(REQUIREMENT): Copy out the data below line for line, with no changes.
### RECORD LIST
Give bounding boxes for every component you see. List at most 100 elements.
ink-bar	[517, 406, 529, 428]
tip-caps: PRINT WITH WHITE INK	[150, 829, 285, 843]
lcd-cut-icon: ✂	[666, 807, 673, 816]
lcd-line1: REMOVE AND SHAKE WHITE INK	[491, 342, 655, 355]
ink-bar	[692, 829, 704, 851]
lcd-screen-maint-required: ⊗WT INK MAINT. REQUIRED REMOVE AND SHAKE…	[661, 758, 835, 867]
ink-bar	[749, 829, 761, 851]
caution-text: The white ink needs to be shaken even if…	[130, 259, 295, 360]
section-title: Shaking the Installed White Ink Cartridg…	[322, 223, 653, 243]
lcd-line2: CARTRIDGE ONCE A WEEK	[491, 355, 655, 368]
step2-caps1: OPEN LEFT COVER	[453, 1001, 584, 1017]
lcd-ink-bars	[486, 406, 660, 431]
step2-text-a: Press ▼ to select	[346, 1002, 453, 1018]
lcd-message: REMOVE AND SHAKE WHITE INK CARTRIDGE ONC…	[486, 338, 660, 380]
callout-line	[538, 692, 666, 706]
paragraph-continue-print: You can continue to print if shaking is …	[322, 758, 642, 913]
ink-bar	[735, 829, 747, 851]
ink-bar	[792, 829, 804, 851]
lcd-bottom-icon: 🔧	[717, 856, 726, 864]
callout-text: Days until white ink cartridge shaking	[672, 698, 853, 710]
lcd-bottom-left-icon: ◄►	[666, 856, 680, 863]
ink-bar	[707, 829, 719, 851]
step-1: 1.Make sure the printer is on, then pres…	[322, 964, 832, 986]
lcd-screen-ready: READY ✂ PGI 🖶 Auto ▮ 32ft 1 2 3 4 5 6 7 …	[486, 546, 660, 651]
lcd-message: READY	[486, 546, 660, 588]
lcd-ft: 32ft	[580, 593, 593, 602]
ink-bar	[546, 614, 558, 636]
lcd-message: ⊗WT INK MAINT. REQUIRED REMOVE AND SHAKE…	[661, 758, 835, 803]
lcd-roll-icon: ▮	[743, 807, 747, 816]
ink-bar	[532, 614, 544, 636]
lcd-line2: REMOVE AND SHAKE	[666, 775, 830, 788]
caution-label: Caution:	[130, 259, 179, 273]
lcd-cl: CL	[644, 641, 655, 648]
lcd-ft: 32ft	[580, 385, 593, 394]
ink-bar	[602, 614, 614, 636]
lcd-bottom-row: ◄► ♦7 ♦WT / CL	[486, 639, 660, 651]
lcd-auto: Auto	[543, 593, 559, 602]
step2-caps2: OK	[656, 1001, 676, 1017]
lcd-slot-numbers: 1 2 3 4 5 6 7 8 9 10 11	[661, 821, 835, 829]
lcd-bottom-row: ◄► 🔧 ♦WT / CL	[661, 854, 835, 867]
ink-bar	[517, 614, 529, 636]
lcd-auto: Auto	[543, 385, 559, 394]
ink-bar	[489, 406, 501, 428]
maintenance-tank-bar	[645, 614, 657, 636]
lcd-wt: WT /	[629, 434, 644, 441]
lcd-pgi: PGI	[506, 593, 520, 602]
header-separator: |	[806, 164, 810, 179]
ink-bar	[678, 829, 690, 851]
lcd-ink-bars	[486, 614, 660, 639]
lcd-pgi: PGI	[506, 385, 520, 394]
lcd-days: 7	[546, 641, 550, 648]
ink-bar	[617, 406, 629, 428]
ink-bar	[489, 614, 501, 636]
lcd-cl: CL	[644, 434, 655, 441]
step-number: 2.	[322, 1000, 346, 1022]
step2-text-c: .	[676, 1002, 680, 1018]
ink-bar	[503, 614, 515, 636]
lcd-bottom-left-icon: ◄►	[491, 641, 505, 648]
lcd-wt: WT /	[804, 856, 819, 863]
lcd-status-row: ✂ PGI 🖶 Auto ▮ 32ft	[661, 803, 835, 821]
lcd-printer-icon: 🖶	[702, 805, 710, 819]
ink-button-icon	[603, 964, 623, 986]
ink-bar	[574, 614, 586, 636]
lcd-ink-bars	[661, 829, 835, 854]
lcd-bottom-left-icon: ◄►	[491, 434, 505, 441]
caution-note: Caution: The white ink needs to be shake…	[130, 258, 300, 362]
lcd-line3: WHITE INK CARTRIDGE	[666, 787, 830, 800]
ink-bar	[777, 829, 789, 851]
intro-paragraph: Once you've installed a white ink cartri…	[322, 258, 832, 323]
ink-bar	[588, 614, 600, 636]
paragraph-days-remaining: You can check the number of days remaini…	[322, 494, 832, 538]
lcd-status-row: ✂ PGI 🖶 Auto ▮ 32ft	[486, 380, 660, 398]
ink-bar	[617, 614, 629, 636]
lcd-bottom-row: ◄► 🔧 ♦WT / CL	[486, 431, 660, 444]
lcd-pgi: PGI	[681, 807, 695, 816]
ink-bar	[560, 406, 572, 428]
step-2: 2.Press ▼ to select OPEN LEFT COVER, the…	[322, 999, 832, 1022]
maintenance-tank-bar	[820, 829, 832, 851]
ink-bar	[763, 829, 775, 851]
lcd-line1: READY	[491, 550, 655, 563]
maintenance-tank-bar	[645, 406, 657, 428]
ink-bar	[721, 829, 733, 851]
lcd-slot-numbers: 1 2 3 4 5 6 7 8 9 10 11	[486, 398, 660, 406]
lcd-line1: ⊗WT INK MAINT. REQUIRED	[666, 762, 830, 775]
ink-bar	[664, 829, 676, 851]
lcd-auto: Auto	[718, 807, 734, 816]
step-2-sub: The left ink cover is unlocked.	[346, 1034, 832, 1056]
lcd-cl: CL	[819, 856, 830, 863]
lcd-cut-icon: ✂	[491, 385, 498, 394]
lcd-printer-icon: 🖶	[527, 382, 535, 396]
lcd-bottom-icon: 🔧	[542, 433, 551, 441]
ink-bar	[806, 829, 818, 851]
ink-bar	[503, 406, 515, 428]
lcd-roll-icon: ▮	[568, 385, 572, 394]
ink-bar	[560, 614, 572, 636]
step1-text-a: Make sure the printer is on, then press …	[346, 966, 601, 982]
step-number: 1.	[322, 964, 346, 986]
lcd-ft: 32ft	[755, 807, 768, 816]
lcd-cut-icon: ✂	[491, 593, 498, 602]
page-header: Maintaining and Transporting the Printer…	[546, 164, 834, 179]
######
(RESULT FOR THIS EXERCISE):
Give bounding boxes for every component you see. List at most 100 elements.
ink-bar	[517, 406, 529, 428]
tip-caps: PRINT WITH WHITE INK	[150, 829, 285, 843]
lcd-cut-icon: ✂	[666, 807, 673, 816]
lcd-line1: REMOVE AND SHAKE WHITE INK	[491, 342, 655, 355]
ink-bar	[692, 829, 704, 851]
lcd-screen-maint-required: ⊗WT INK MAINT. REQUIRED REMOVE AND SHAKE…	[661, 758, 835, 867]
ink-bar	[749, 829, 761, 851]
caution-text: The white ink needs to be shaken even if…	[130, 259, 295, 360]
section-title: Shaking the Installed White Ink Cartridg…	[322, 223, 653, 243]
lcd-line2: CARTRIDGE ONCE A WEEK	[491, 355, 655, 368]
step2-caps1: OPEN LEFT COVER	[453, 1001, 584, 1017]
lcd-ink-bars	[486, 406, 660, 431]
step2-text-a: Press ▼ to select	[346, 1002, 453, 1018]
lcd-message: REMOVE AND SHAKE WHITE INK CARTRIDGE ONC…	[486, 338, 660, 380]
callout-line	[538, 692, 666, 706]
paragraph-continue-print: You can continue to print if shaking is …	[322, 758, 642, 913]
ink-bar	[735, 829, 747, 851]
ink-bar	[792, 829, 804, 851]
lcd-bottom-icon: 🔧	[717, 856, 726, 864]
callout-text: Days until white ink cartridge shaking	[672, 698, 853, 710]
lcd-bottom-left-icon: ◄►	[666, 856, 680, 863]
ink-bar	[707, 829, 719, 851]
step-1: 1.Make sure the printer is on, then pres…	[322, 964, 832, 986]
lcd-screen-ready: READY ✂ PGI 🖶 Auto ▮ 32ft 1 2 3 4 5 6 7 …	[486, 546, 660, 651]
lcd-message: READY	[486, 546, 660, 588]
lcd-ft: 32ft	[580, 593, 593, 602]
ink-bar	[546, 614, 558, 636]
lcd-message: ⊗WT INK MAINT. REQUIRED REMOVE AND SHAKE…	[661, 758, 835, 803]
lcd-roll-icon: ▮	[743, 807, 747, 816]
ink-bar	[532, 614, 544, 636]
lcd-line2: REMOVE AND SHAKE	[666, 775, 830, 788]
caution-label: Caution:	[130, 259, 179, 273]
lcd-cl: CL	[644, 641, 655, 648]
lcd-ft: 32ft	[580, 385, 593, 394]
ink-bar	[602, 614, 614, 636]
lcd-bottom-row: ◄► ♦7 ♦WT / CL	[486, 639, 660, 651]
lcd-auto: Auto	[543, 593, 559, 602]
step2-caps2: OK	[656, 1001, 676, 1017]
lcd-slot-numbers: 1 2 3 4 5 6 7 8 9 10 11	[661, 821, 835, 829]
lcd-bottom-row: ◄► 🔧 ♦WT / CL	[661, 854, 835, 867]
ink-bar	[517, 614, 529, 636]
lcd-auto: Auto	[543, 385, 559, 394]
ink-bar	[489, 406, 501, 428]
maintenance-tank-bar	[645, 614, 657, 636]
lcd-wt: WT /	[629, 434, 644, 441]
lcd-pgi: PGI	[506, 593, 520, 602]
header-separator: |	[806, 164, 810, 179]
ink-bar	[678, 829, 690, 851]
lcd-ink-bars	[486, 614, 660, 639]
lcd-pgi: PGI	[506, 385, 520, 394]
lcd-days: 7	[546, 641, 550, 648]
ink-bar	[617, 406, 629, 428]
ink-bar	[489, 614, 501, 636]
lcd-cl: CL	[644, 434, 655, 441]
step-number: 2.	[322, 1000, 346, 1022]
step2-text-c: .	[676, 1002, 680, 1018]
ink-bar	[503, 614, 515, 636]
lcd-bottom-left-icon: ◄►	[491, 641, 505, 648]
lcd-wt: WT /	[804, 856, 819, 863]
lcd-status-row: ✂ PGI 🖶 Auto ▮ 32ft	[661, 803, 835, 821]
lcd-printer-icon: 🖶	[702, 805, 710, 819]
ink-button-icon	[603, 964, 623, 986]
ink-bar	[574, 614, 586, 636]
lcd-ink-bars	[661, 829, 835, 854]
lcd-bottom-left-icon: ◄►	[491, 434, 505, 441]
caution-note: Caution: The white ink needs to be shake…	[130, 258, 300, 362]
lcd-line3: WHITE INK CARTRIDGE	[666, 787, 830, 800]
ink-bar	[777, 829, 789, 851]
intro-paragraph: Once you've installed a white ink cartri…	[322, 258, 832, 323]
ink-bar	[588, 614, 600, 636]
paragraph-days-remaining: You can check the number of days remaini…	[322, 494, 832, 538]
lcd-status-row: ✂ PGI 🖶 Auto ▮ 32ft	[486, 380, 660, 398]
ink-bar	[617, 614, 629, 636]
lcd-bottom-row: ◄► 🔧 ♦WT / CL	[486, 431, 660, 444]
lcd-pgi: PGI	[681, 807, 695, 816]
ink-bar	[560, 406, 572, 428]
step-2: 2.Press ▼ to select OPEN LEFT COVER, the…	[322, 999, 832, 1022]
maintenance-tank-bar	[820, 829, 832, 851]
ink-bar	[763, 829, 775, 851]
lcd-line1: READY	[491, 550, 655, 563]
maintenance-tank-bar	[645, 406, 657, 428]
ink-bar	[721, 829, 733, 851]
lcd-slot-numbers: 1 2 3 4 5 6 7 8 9 10 11	[486, 398, 660, 406]
lcd-line1: ⊗WT INK MAINT. REQUIRED	[666, 762, 830, 775]
ink-bar	[664, 829, 676, 851]
lcd-auto: Auto	[718, 807, 734, 816]
step-2-sub: The left ink cover is unlocked.	[346, 1034, 832, 1056]
lcd-cl: CL	[819, 856, 830, 863]
lcd-cut-icon: ✂	[491, 385, 498, 394]
lcd-printer-icon: 🖶	[527, 382, 535, 396]
lcd-bottom-icon: 🔧	[542, 433, 551, 441]
ink-bar	[806, 829, 818, 851]
ink-bar	[503, 406, 515, 428]
lcd-roll-icon: ▮	[568, 385, 572, 394]
ink-bar	[560, 614, 572, 636]
step1-text-a: Make sure the printer is on, then press …	[346, 966, 601, 982]
step-number: 1.	[322, 964, 346, 986]
lcd-ft: 32ft	[755, 807, 768, 816]
lcd-cut-icon: ✂	[491, 593, 498, 602]
page-header: Maintaining and Transporting the Printer…	[546, 164, 834, 179]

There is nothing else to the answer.